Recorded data
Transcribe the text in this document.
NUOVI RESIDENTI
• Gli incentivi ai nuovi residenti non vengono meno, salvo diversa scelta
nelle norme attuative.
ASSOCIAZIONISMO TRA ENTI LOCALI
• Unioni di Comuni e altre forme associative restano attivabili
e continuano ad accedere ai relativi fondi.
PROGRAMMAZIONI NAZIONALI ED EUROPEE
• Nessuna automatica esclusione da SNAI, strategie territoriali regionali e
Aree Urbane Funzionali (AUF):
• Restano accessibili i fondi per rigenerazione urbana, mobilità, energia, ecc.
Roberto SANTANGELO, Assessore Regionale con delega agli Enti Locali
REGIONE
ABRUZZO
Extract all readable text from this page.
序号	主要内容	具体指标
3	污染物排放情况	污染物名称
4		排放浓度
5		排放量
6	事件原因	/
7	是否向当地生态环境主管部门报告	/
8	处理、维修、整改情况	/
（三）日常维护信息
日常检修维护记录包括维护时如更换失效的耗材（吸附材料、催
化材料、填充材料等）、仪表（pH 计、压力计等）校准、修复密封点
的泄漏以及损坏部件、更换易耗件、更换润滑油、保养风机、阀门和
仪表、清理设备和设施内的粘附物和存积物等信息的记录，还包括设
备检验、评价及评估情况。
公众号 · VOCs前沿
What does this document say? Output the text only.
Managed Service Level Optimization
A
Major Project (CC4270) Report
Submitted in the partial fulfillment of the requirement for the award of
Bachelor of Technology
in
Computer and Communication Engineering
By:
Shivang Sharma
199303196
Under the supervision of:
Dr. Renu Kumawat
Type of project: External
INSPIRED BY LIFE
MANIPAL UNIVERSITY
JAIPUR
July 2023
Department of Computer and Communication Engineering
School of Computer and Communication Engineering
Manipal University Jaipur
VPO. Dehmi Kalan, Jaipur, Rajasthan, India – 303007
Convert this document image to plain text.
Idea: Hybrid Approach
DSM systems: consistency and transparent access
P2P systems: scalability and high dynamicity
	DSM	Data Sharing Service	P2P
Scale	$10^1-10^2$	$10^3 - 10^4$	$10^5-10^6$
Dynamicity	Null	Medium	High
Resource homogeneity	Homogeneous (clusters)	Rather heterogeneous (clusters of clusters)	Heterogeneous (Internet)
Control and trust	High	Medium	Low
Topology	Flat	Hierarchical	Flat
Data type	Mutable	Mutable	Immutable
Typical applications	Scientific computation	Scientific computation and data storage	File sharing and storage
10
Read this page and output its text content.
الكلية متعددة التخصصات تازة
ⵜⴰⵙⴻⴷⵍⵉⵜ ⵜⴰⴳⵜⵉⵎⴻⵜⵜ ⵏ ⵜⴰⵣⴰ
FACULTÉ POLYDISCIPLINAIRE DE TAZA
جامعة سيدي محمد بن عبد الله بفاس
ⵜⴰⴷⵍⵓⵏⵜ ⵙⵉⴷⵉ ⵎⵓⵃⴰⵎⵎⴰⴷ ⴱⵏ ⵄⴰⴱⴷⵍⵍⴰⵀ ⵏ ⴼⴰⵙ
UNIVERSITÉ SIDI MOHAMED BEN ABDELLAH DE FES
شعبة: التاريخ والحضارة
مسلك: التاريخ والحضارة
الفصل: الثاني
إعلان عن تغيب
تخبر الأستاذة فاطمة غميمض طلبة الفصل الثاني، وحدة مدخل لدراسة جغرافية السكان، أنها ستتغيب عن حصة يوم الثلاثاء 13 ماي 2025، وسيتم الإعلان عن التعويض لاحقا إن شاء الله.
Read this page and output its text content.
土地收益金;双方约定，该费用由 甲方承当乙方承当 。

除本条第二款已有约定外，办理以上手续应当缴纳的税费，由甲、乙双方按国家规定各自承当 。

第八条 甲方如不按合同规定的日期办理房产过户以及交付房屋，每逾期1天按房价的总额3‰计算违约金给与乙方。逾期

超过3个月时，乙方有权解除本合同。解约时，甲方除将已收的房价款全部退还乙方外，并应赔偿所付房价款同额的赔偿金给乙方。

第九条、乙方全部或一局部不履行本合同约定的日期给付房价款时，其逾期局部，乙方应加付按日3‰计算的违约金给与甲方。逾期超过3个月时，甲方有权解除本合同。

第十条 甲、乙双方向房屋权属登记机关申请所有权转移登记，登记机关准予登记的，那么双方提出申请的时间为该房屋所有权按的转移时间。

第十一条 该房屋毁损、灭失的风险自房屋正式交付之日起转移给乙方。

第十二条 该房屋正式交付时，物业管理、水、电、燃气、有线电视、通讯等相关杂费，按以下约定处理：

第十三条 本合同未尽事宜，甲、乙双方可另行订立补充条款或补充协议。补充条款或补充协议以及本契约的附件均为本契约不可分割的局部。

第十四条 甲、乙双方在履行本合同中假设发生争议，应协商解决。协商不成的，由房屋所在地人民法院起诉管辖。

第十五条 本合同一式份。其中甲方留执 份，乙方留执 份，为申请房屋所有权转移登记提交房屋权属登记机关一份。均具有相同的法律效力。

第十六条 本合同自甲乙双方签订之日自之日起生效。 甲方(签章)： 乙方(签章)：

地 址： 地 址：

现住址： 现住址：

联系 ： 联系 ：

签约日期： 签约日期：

### SET PROBLEM
A number is the only answer here: how many lines of the material above contain "systems"?

### THE REPLY
2